Description of the task => Please rewrite all the records below, substituting "legend-item-label" for each occurrence of "legend-entry-label" and leaving everything else as it stands.

(Element location data)
%%
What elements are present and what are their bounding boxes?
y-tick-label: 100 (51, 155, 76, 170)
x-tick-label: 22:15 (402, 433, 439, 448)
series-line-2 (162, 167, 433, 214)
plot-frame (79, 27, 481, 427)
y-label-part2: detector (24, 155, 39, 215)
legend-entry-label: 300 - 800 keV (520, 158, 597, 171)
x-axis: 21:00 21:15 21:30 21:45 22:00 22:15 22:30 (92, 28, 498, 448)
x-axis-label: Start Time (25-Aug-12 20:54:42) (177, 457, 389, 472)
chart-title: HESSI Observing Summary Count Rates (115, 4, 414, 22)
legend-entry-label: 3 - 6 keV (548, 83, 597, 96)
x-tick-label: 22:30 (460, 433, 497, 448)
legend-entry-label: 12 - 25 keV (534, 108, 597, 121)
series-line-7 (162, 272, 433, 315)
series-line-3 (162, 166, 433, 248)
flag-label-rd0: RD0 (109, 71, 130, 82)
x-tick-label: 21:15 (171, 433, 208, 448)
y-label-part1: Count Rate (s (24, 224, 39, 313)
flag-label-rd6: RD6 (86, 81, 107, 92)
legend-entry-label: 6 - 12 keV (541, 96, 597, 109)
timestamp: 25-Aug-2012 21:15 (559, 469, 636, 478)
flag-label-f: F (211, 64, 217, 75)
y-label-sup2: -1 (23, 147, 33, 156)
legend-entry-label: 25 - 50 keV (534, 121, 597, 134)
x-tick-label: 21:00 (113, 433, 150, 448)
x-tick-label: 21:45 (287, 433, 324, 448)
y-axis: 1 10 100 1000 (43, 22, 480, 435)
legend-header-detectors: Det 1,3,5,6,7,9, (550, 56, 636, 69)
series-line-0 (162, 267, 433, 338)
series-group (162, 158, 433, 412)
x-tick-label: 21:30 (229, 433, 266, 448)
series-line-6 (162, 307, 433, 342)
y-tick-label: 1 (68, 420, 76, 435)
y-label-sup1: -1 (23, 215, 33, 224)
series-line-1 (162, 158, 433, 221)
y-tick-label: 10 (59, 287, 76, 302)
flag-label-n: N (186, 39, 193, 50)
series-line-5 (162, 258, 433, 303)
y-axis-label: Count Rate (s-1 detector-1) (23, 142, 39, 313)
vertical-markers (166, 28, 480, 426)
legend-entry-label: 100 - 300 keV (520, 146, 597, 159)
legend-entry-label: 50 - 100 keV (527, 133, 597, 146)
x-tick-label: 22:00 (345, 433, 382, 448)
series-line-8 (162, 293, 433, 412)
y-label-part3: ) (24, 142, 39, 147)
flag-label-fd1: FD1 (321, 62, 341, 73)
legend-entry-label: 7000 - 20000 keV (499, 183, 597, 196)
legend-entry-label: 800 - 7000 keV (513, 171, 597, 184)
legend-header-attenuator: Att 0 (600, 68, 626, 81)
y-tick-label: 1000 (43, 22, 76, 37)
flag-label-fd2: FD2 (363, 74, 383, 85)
%%
Output =>
What elements are present and what are their bounding boxes?
y-tick-label: 100 (51, 155, 76, 170)
x-tick-label: 22:15 (402, 433, 439, 448)
series-line-2 (162, 167, 433, 214)
plot-frame (79, 27, 481, 427)
y-label-part2: detector (24, 155, 39, 215)
legend-item-label: 300 - 800 keV (520, 158, 597, 171)
x-axis: 21:00 21:15 21:30 21:45 22:00 22:15 22:30 (92, 28, 498, 448)
x-axis-label: Start Time (25-Aug-12 20:54:42) (177, 457, 389, 472)
chart-title: HESSI Observing Summary Count Rates (115, 4, 414, 22)
legend-item-label: 3 - 6 keV (548, 83, 597, 96)
x-tick-label: 22:30 (460, 433, 497, 448)
legend-item-label: 12 - 25 keV (534, 108, 597, 121)
series-line-7 (162, 272, 433, 315)
series-line-3 (162, 166, 433, 248)
flag-label-rd0: RD0 (109, 71, 130, 82)
x-tick-label: 21:15 (171, 433, 208, 448)
y-label-part1: Count Rate (s (24, 224, 39, 313)
flag-label-rd6: RD6 (86, 81, 107, 92)
legend-item-label: 6 - 12 keV (541, 96, 597, 109)
timestamp: 25-Aug-2012 21:15 (559, 469, 636, 478)
flag-label-f: F (211, 64, 217, 75)
y-label-sup2: -1 (23, 147, 33, 156)
legend-item-label: 25 - 50 keV (534, 121, 597, 134)
x-tick-label: 21:00 (113, 433, 150, 448)
x-tick-label: 21:45 (287, 433, 324, 448)
y-axis: 1 10 100 1000 (43, 22, 480, 435)
legend-header-detectors: Det 1,3,5,6,7,9, (550, 56, 636, 69)
series-line-0 (162, 267, 433, 338)
series-group (162, 158, 433, 412)
x-tick-label: 21:30 (229, 433, 266, 448)
series-line-6 (162, 307, 433, 342)
y-tick-label: 1 (68, 420, 76, 435)
y-label-sup1: -1 (23, 215, 33, 224)
series-line-1 (162, 158, 433, 221)
y-tick-label: 10 (59, 287, 76, 302)
flag-label-n: N (186, 39, 193, 50)
series-line-5 (162, 258, 433, 303)
y-axis-label: Count Rate (s-1 detector-1) (23, 142, 39, 313)
vertical-markers (166, 28, 480, 426)
legend-item-label: 100 - 300 keV (520, 146, 597, 159)
legend-item-label: 50 - 100 keV (527, 133, 597, 146)
x-tick-label: 22:00 (345, 433, 382, 448)
series-line-8 (162, 293, 433, 412)
y-label-part3: ) (24, 142, 39, 147)
flag-label-fd1: FD1 (321, 62, 341, 73)
legend-item-label: 7000 - 20000 keV (499, 183, 597, 196)
legend-item-label: 800 - 7000 keV (513, 171, 597, 184)
legend-header-attenuator: Att 0 (600, 68, 626, 81)
y-tick-label: 1000 (43, 22, 76, 37)
flag-label-fd2: FD2 (363, 74, 383, 85)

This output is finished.